# BRIEF
Each entry in the listing below should be restated word for word.

--- Start SUPPLIED INFORMATION ---

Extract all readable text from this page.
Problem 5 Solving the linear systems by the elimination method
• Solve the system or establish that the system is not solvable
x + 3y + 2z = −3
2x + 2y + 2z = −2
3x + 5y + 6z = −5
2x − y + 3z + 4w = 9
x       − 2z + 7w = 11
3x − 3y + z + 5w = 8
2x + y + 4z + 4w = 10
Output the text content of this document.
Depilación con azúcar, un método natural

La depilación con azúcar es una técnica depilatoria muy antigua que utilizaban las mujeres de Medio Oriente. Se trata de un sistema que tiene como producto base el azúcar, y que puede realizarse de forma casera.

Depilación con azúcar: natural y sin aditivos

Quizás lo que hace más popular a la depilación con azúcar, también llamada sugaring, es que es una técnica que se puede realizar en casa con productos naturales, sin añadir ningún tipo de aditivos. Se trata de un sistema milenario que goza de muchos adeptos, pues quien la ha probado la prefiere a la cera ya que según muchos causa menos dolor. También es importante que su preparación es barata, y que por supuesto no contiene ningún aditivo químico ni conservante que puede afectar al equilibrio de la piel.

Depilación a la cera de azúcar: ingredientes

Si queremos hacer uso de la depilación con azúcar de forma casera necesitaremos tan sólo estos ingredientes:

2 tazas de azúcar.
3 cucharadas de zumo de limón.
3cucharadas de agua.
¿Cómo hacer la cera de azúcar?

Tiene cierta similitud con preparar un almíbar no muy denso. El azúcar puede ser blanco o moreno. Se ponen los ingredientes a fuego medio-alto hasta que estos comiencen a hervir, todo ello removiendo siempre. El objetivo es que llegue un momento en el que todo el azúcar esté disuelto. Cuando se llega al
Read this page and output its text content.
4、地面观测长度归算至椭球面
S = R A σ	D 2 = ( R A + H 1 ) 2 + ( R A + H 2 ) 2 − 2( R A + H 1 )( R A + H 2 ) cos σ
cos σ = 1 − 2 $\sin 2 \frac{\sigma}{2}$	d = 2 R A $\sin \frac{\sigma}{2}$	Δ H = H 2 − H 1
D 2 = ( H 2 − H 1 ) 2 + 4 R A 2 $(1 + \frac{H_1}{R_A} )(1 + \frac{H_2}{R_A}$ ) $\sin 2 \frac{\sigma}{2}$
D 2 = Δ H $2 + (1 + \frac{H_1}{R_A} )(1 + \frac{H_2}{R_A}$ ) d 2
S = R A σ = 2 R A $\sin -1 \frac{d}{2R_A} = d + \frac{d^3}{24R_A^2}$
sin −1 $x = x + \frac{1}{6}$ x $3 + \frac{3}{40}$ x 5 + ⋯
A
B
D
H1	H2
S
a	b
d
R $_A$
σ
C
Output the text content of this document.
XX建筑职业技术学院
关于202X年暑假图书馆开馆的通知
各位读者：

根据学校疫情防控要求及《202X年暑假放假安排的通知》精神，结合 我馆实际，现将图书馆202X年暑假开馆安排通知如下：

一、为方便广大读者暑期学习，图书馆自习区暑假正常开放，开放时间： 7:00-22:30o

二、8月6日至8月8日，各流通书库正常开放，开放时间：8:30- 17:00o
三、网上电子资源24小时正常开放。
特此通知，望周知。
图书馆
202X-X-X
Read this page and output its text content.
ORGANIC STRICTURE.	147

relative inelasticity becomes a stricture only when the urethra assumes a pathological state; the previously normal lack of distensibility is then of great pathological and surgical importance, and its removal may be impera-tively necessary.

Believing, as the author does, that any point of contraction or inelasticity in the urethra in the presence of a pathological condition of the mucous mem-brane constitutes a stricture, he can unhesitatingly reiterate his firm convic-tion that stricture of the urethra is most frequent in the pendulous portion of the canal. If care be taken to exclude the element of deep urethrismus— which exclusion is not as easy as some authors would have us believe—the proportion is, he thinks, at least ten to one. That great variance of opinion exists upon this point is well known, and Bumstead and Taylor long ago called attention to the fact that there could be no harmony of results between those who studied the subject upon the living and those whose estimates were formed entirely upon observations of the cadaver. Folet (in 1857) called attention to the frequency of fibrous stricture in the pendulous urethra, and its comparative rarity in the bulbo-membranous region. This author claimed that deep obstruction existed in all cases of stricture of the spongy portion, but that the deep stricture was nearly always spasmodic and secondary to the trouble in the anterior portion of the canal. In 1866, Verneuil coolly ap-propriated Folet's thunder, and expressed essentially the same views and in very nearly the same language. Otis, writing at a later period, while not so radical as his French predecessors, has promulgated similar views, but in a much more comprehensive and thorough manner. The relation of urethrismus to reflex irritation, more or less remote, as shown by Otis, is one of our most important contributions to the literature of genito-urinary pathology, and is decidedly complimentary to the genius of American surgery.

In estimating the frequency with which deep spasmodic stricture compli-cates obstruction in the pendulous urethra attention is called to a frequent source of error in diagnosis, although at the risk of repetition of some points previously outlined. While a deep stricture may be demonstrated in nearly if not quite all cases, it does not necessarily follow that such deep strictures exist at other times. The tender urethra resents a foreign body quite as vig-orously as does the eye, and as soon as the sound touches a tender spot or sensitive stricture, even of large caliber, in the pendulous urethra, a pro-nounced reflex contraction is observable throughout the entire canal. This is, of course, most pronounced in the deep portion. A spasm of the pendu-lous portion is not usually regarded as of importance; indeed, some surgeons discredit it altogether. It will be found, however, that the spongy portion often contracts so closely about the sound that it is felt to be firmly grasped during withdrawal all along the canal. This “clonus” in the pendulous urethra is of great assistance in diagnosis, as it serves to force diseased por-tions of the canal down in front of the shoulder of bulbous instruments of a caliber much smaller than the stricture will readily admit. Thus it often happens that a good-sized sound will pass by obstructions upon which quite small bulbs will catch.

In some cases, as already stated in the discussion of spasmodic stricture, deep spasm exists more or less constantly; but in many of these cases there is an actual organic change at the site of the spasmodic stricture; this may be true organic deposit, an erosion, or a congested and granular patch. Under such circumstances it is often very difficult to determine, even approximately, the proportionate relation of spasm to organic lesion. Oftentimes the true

--- End SUPPLIED INFORMATION ---

# WRITTEN ANSWER
Extract all readable text from this page.
Problem 5 Solving the linear systems by the elimination method
• Solve the system or establish that the system is not solvable
x + 3y + 2z = −3
2x + 2y + 2z = −2
3x + 5y + 6z = −5
2x − y + 3z + 4w = 9
x       − 2z + 7w = 11
3x − 3y + z + 5w = 8
2x + y + 4z + 4w = 10
Output the text content of this document.
Depilación con azúcar, un método natural

La depilación con azúcar es una técnica depilatoria muy antigua que utilizaban las mujeres de Medio Oriente. Se trata de un sistema que tiene como producto base el azúcar, y que puede realizarse de forma casera.

Depilación con azúcar: natural y sin aditivos

Quizás lo que hace más popular a la depilación con azúcar, también llamada sugaring, es que es una técnica que se puede realizar en casa con productos naturales, sin añadir ningún tipo de aditivos. Se trata de un sistema milenario que goza de muchos adeptos, pues quien la ha probado la prefiere a la cera ya que según muchos causa menos dolor. También es importante que su preparación es barata, y que por supuesto no contiene ningún aditivo químico ni conservante que puede afectar al equilibrio de la piel.

Depilación a la cera de azúcar: ingredientes

Si queremos hacer uso de la depilación con azúcar de forma casera necesitaremos tan sólo estos ingredientes:

2 tazas de azúcar.
3 cucharadas de zumo de limón.
3cucharadas de agua.
¿Cómo hacer la cera de azúcar?

Tiene cierta similitud con preparar un almíbar no muy denso. El azúcar puede ser blanco o moreno. Se ponen los ingredientes a fuego medio-alto hasta que estos comiencen a hervir, todo ello removiendo siempre. El objetivo es que llegue un momento en el que todo el azúcar esté disuelto. Cuando se llega al
Read this page and output its text content.
4、地面观测长度归算至椭球面
S = R A σ	D 2 = ( R A + H 1 ) 2 + ( R A + H 2 ) 2 − 2( R A + H 1 )( R A + H 2 ) cos σ
cos σ = 1 − 2 $\sin 2 \frac{\sigma}{2}$	d = 2 R A $\sin \frac{\sigma}{2}$	Δ H = H 2 − H 1
D 2 = ( H 2 − H 1 ) 2 + 4 R A 2 $(1 + \frac{H_1}{R_A} )(1 + \frac{H_2}{R_A}$ ) $\sin 2 \frac{\sigma}{2}$
D 2 = Δ H $2 + (1 + \frac{H_1}{R_A} )(1 + \frac{H_2}{R_A}$ ) d 2
S = R A σ = 2 R A $\sin -1 \frac{d}{2R_A} = d + \frac{d^3}{24R_A^2}$
sin −1 $x = x + \frac{1}{6}$ x $3 + \frac{3}{40}$ x 5 + ⋯
A
B
D
H1	H2
S
a	b
d
R $_A$
σ
C
Output the text content of this document.
XX建筑职业技术学院
关于202X年暑假图书馆开馆的通知
各位读者：

根据学校疫情防控要求及《202X年暑假放假安排的通知》精神，结合 我馆实际，现将图书馆202X年暑假开馆安排通知如下：

一、为方便广大读者暑期学习，图书馆自习区暑假正常开放，开放时间： 7:00-22:30o

二、8月6日至8月8日，各流通书库正常开放，开放时间：8:30- 17:00o
三、网上电子资源24小时正常开放。
特此通知，望周知。
图书馆
202X-X-X
Read this page and output its text content.
ORGANIC STRICTURE.	147

relative inelasticity becomes a stricture only when the urethra assumes a pathological state; the previously normal lack of distensibility is then of great pathological and surgical importance, and its removal may be impera-tively necessary.

Believing, as the author does, that any point of contraction or inelasticity in the urethra in the presence of a pathological condition of the mucous mem-brane constitutes a stricture, he can unhesitatingly reiterate his firm convic-tion that stricture of the urethra is most frequent in the pendulous portion of the canal. If care be taken to exclude the element of deep urethrismus— which exclusion is not as easy as some authors would have us believe—the proportion is, he thinks, at least ten to one. That great variance of opinion exists upon this point is well known, and Bumstead and Taylor long ago called attention to the fact that there could be no harmony of results between those who studied the subject upon the living and those whose estimates were formed entirely upon observations of the cadaver. Folet (in 1857) called attention to the frequency of fibrous stricture in the pendulous urethra, and its comparative rarity in the bulbo-membranous region. This author claimed that deep obstruction existed in all cases of stricture of the spongy portion, but that the deep stricture was nearly always spasmodic and secondary to the trouble in the anterior portion of the canal. In 1866, Verneuil coolly ap-propriated Folet's thunder, and expressed essentially the same views and in very nearly the same language. Otis, writing at a later period, while not so radical as his French predecessors, has promulgated similar views, but in a much more comprehensive and thorough manner. The relation of urethrismus to reflex irritation, more or less remote, as shown by Otis, is one of our most important contributions to the literature of genito-urinary pathology, and is decidedly complimentary to the genius of American surgery.

In estimating the frequency with which deep spasmodic stricture compli-cates obstruction in the pendulous urethra attention is called to a frequent source of error in diagnosis, although at the risk of repetition of some points previously outlined. While a deep stricture may be demonstrated in nearly if not quite all cases, it does not necessarily follow that such deep strictures exist at other times. The tender urethra resents a foreign body quite as vig-orously as does the eye, and as soon as the sound touches a tender spot or sensitive stricture, even of large caliber, in the pendulous urethra, a pro-nounced reflex contraction is observable throughout the entire canal. This is, of course, most pronounced in the deep portion. A spasm of the pendu-lous portion is not usually regarded as of importance; indeed, some surgeons discredit it altogether. It will be found, however, that the spongy portion often contracts so closely about the sound that it is felt to be firmly grasped during withdrawal all along the canal. This “clonus” in the pendulous urethra is of great assistance in diagnosis, as it serves to force diseased por-tions of the canal down in front of the shoulder of bulbous instruments of a caliber much smaller than the stricture will readily admit. Thus it often happens that a good-sized sound will pass by obstructions upon which quite small bulbs will catch.

In some cases, as already stated in the discussion of spasmodic stricture, deep spasm exists more or less constantly; but in many of these cases there is an actual organic change at the site of the spasmodic stricture; this may be true organic deposit, an erosion, or a congested and granular patch. Under such circumstances it is often very difficult to determine, even approximately, the proportionate relation of spasm to organic lesion. Oftentimes the true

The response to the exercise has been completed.